**Task to carry out:** Read through the data and report every line in which the word "verò" occurs.

[Saved data entries]
<<<<
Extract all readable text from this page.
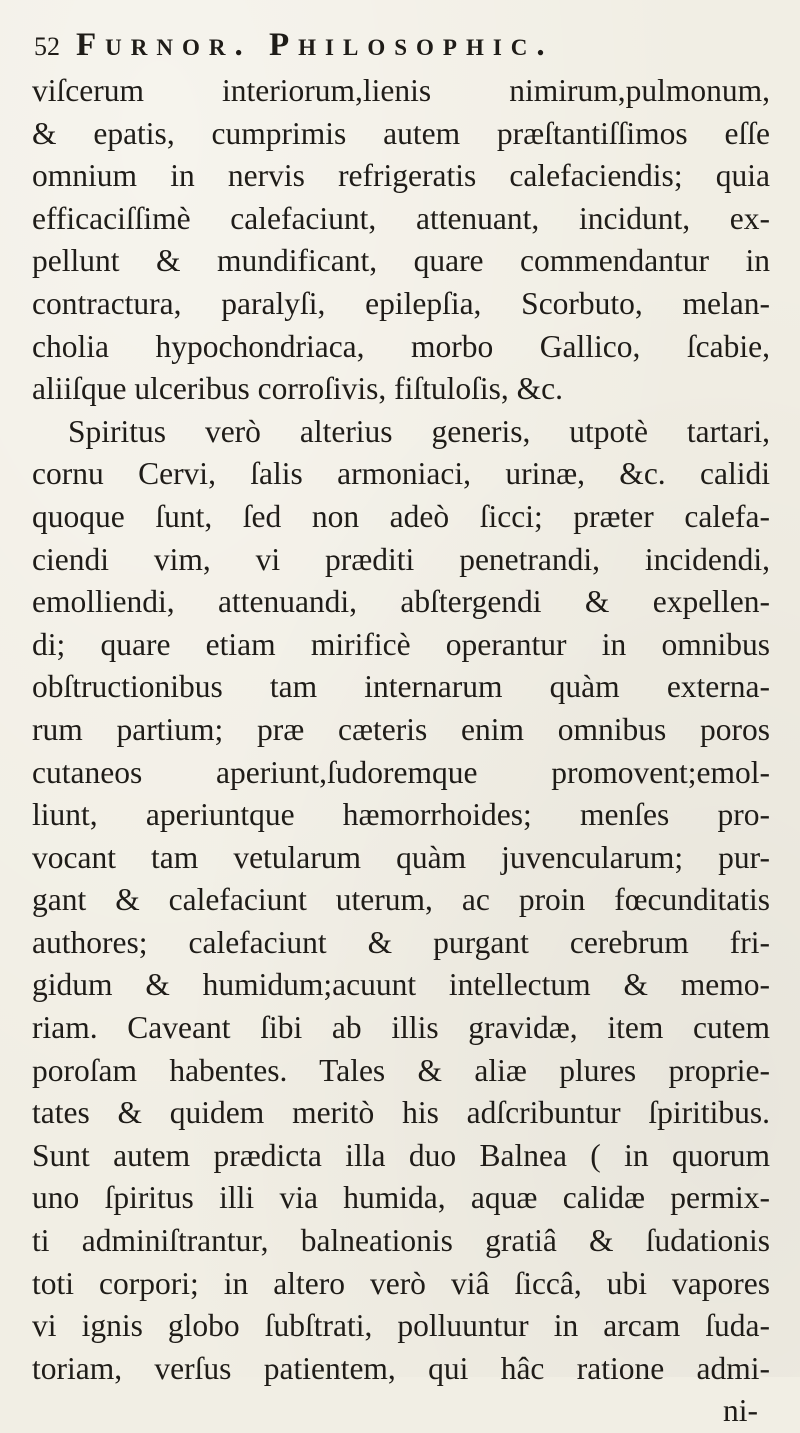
52 Furnor. Philosophic.
viſcerum interiorum,lienis nimirum,pulmonum,
& epatis, cumprimis autem præſtantiſſimos eſſe
omnium in nervis refrigeratis calefaciendis; quia
efficaciſſimè calefaciunt, attenuant, incidunt, ex-
pellunt & mundificant, quare commendantur in
contractura, paralyſi, epilepſia, Scorbuto, melan-
cholia hypochondriaca, morbo Gallico, ſcabie,
aliiſque ulceribus corroſivis, fiſtuloſis, &c.
Spiritus verò alterius generis, utpotè tartari,
cornu Cervi, ſalis armoniaci, urinæ, &c. calidi
quoque ſunt, ſed non adeò ſicci; præter calefa-
ciendi vim, vi præditi penetrandi, incidendi,
emolliendi, attenuandi, abſtergendi & expellen-
di; quare etiam mirificè operantur in omnibus
obſtructionibus tam internarum quàm externa-
rum partium; præ cæteris enim omnibus poros
cutaneos aperiunt,ſudoremque promovent;emol-
liunt, aperiuntque hæmorrhoides; menſes pro-
vocant tam vetularum quàm juvencularum; pur-
gant & calefaciunt uterum, ac proin fœcunditatis
authores; calefaciunt & purgant cerebrum fri-
gidum & humidum;acuunt intellectum & memo-
riam. Caveant ſibi ab illis gravidæ, item cutem
poroſam habentes. Tales & aliæ plures proprie-
tates & quidem meritò his adſcribuntur ſpiritibus.
Sunt autem prædicta illa duo Balnea ( in quorum
uno ſpiritus illi via humida, aquæ calidæ permix-
ti adminiſtrantur, balneationis gratiâ & ſudationis
toti corpori; in altero verò viâ ſiccâ, ubi vapores
vi ignis globo ſubſtrati, polluuntur in arcam ſuda-
toriam, verſus patientem, qui hâc ratione admi-
ni-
>>>>
**Solution to this problem:**
Spiritus verò alterius generis, utpotè tartari,
toti corpori; in altero verò viâ ſiccâ, ubi vapores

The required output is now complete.